▶ _Problem statement_
Each entry must be reproduced precisely as it stands.

+++ Given records +++

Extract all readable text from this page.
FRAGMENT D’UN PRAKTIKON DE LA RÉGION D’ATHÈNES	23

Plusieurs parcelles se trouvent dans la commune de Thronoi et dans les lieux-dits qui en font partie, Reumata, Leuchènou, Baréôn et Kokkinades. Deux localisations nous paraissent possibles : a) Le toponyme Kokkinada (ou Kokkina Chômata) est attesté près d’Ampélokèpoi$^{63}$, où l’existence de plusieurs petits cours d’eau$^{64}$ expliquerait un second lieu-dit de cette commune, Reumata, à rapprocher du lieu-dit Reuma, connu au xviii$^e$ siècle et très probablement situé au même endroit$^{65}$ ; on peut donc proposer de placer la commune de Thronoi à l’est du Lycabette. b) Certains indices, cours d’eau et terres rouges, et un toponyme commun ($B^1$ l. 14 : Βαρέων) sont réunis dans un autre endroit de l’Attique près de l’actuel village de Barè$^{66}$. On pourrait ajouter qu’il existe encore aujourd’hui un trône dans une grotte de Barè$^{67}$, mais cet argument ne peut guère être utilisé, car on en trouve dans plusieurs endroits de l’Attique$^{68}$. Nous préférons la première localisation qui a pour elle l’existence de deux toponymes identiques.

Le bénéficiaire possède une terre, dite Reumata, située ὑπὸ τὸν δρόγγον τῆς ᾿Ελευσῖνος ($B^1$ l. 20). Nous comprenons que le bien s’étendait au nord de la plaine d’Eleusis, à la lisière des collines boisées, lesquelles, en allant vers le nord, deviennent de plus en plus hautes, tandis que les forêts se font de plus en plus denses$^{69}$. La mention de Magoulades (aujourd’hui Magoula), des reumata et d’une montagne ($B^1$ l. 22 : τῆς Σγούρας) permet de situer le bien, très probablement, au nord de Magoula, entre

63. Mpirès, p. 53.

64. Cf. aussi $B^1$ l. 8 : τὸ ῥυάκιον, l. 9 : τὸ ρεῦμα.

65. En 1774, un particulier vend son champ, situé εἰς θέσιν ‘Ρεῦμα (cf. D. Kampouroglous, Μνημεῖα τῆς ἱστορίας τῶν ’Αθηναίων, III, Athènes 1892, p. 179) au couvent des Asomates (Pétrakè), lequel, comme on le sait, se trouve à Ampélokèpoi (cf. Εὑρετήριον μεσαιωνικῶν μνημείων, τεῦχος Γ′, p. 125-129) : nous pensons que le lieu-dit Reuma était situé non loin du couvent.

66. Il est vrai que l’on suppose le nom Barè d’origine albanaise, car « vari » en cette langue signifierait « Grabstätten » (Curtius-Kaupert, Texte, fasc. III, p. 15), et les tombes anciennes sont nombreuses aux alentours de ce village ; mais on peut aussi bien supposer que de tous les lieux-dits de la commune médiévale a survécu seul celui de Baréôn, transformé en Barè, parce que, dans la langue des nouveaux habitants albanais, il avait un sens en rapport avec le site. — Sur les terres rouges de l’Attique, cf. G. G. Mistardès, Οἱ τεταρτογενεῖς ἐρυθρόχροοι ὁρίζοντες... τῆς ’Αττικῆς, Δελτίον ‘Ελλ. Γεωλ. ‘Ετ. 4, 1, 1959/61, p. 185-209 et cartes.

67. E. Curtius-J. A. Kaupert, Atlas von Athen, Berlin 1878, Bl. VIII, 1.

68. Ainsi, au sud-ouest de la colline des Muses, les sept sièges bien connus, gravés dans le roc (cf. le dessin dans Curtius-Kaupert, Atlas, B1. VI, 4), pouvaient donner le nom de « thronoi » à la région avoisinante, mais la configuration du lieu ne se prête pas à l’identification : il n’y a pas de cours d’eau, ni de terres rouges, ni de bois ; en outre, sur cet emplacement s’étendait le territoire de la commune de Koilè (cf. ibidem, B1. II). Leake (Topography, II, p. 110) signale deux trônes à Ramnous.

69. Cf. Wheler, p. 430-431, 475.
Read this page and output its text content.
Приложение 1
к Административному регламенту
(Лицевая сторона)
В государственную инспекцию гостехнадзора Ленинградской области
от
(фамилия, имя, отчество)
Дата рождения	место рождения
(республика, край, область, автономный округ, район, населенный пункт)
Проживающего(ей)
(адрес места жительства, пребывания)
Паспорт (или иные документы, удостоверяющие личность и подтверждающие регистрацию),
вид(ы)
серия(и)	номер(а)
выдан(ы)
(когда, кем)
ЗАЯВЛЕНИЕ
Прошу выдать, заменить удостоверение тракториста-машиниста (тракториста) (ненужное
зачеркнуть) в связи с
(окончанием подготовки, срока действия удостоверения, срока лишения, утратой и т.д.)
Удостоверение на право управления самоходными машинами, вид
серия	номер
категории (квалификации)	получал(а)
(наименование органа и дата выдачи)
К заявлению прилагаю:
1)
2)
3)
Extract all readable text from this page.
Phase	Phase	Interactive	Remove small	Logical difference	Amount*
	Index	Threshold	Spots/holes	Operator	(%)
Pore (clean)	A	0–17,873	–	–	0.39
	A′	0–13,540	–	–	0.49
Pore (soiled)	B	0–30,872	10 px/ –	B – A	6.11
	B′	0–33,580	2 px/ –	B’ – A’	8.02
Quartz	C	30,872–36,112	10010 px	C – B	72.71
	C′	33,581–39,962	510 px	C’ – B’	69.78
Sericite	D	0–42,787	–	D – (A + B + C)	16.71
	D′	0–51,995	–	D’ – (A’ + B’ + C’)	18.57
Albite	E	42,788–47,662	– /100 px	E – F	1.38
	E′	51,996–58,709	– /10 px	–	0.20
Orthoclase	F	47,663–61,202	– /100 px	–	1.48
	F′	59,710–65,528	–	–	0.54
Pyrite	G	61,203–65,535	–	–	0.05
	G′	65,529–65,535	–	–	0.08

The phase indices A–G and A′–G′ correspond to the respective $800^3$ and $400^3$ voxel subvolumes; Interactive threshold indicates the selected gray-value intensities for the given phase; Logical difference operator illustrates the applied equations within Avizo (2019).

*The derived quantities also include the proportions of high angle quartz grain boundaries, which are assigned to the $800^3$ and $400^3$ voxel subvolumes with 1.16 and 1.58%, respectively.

+++

▶ _Output for this task_
Extract all readable text from this page.
FRAGMENT D’UN PRAKTIKON DE LA RÉGION D’ATHÈNES	23

Plusieurs parcelles se trouvent dans la commune de Thronoi et dans les lieux-dits qui en font partie, Reumata, Leuchènou, Baréôn et Kokkinades. Deux localisations nous paraissent possibles : a) Le toponyme Kokkinada (ou Kokkina Chômata) est attesté près d’Ampélokèpoi$^{63}$, où l’existence de plusieurs petits cours d’eau$^{64}$ expliquerait un second lieu-dit de cette commune, Reumata, à rapprocher du lieu-dit Reuma, connu au xviii$^e$ siècle et très probablement situé au même endroit$^{65}$ ; on peut donc proposer de placer la commune de Thronoi à l’est du Lycabette. b) Certains indices, cours d’eau et terres rouges, et un toponyme commun ($B^1$ l. 14 : Βαρέων) sont réunis dans un autre endroit de l’Attique près de l’actuel village de Barè$^{66}$. On pourrait ajouter qu’il existe encore aujourd’hui un trône dans une grotte de Barè$^{67}$, mais cet argument ne peut guère être utilisé, car on en trouve dans plusieurs endroits de l’Attique$^{68}$. Nous préférons la première localisation qui a pour elle l’existence de deux toponymes identiques.

Le bénéficiaire possède une terre, dite Reumata, située ὑπὸ τὸν δρόγγον τῆς ᾿Ελευσῖνος ($B^1$ l. 20). Nous comprenons que le bien s’étendait au nord de la plaine d’Eleusis, à la lisière des collines boisées, lesquelles, en allant vers le nord, deviennent de plus en plus hautes, tandis que les forêts se font de plus en plus denses$^{69}$. La mention de Magoulades (aujourd’hui Magoula), des reumata et d’une montagne ($B^1$ l. 22 : τῆς Σγούρας) permet de situer le bien, très probablement, au nord de Magoula, entre

63. Mpirès, p. 53.

64. Cf. aussi $B^1$ l. 8 : τὸ ῥυάκιον, l. 9 : τὸ ρεῦμα.

65. En 1774, un particulier vend son champ, situé εἰς θέσιν ‘Ρεῦμα (cf. D. Kampouroglous, Μνημεῖα τῆς ἱστορίας τῶν ’Αθηναίων, III, Athènes 1892, p. 179) au couvent des Asomates (Pétrakè), lequel, comme on le sait, se trouve à Ampélokèpoi (cf. Εὑρετήριον μεσαιωνικῶν μνημείων, τεῦχος Γ′, p. 125-129) : nous pensons que le lieu-dit Reuma était situé non loin du couvent.

66. Il est vrai que l’on suppose le nom Barè d’origine albanaise, car « vari » en cette langue signifierait « Grabstätten » (Curtius-Kaupert, Texte, fasc. III, p. 15), et les tombes anciennes sont nombreuses aux alentours de ce village ; mais on peut aussi bien supposer que de tous les lieux-dits de la commune médiévale a survécu seul celui de Baréôn, transformé en Barè, parce que, dans la langue des nouveaux habitants albanais, il avait un sens en rapport avec le site. — Sur les terres rouges de l’Attique, cf. G. G. Mistardès, Οἱ τεταρτογενεῖς ἐρυθρόχροοι ὁρίζοντες... τῆς ’Αττικῆς, Δελτίον ‘Ελλ. Γεωλ. ‘Ετ. 4, 1, 1959/61, p. 185-209 et cartes.

67. E. Curtius-J. A. Kaupert, Atlas von Athen, Berlin 1878, Bl. VIII, 1.

68. Ainsi, au sud-ouest de la colline des Muses, les sept sièges bien connus, gravés dans le roc (cf. le dessin dans Curtius-Kaupert, Atlas, B1. VI, 4), pouvaient donner le nom de « thronoi » à la région avoisinante, mais la configuration du lieu ne se prête pas à l’identification : il n’y a pas de cours d’eau, ni de terres rouges, ni de bois ; en outre, sur cet emplacement s’étendait le territoire de la commune de Koilè (cf. ibidem, B1. II). Leake (Topography, II, p. 110) signale deux trônes à Ramnous.

69. Cf. Wheler, p. 430-431, 475.
Read this page and output its text content.
Приложение 1
к Административному регламенту
(Лицевая сторона)
В государственную инспекцию гостехнадзора Ленинградской области
от
(фамилия, имя, отчество)
Дата рождения	место рождения
(республика, край, область, автономный округ, район, населенный пункт)
Проживающего(ей)
(адрес места жительства, пребывания)
Паспорт (или иные документы, удостоверяющие личность и подтверждающие регистрацию),
вид(ы)
серия(и)	номер(а)
выдан(ы)
(когда, кем)
ЗАЯВЛЕНИЕ
Прошу выдать, заменить удостоверение тракториста-машиниста (тракториста) (ненужное
зачеркнуть) в связи с
(окончанием подготовки, срока действия удостоверения, срока лишения, утратой и т.д.)
Удостоверение на право управления самоходными машинами, вид
серия	номер
категории (квалификации)	получал(а)
(наименование органа и дата выдачи)
К заявлению прилагаю:
1)
2)
3)
Extract all readable text from this page.
Phase	Phase	Interactive	Remove small	Logical difference	Amount*
	Index	Threshold	Spots/holes	Operator	(%)
Pore (clean)	A	0–17,873	–	–	0.39
	A′	0–13,540	–	–	0.49
Pore (soiled)	B	0–30,872	10 px/ –	B – A	6.11
	B′	0–33,580	2 px/ –	B’ – A’	8.02
Quartz	C	30,872–36,112	10010 px	C – B	72.71
	C′	33,581–39,962	510 px	C’ – B’	69.78
Sericite	D	0–42,787	–	D – (A + B + C)	16.71
	D′	0–51,995	–	D’ – (A’ + B’ + C’)	18.57
Albite	E	42,788–47,662	– /100 px	E – F	1.38
	E′	51,996–58,709	– /10 px	–	0.20
Orthoclase	F	47,663–61,202	– /100 px	–	1.48
	F′	59,710–65,528	–	–	0.54
Pyrite	G	61,203–65,535	–	–	0.05
	G′	65,529–65,535	–	–	0.08

The phase indices A–G and A′–G′ correspond to the respective $800^3$ and $400^3$ voxel subvolumes; Interactive threshold indicates the selected gray-value intensities for the given phase; Logical difference operator illustrates the applied equations within Avizo (2019).

*The derived quantities also include the proportions of high angle quartz grain boundaries, which are assigned to the $800^3$ and $400^3$ voxel subvolumes with 1.16 and 1.58%, respectively.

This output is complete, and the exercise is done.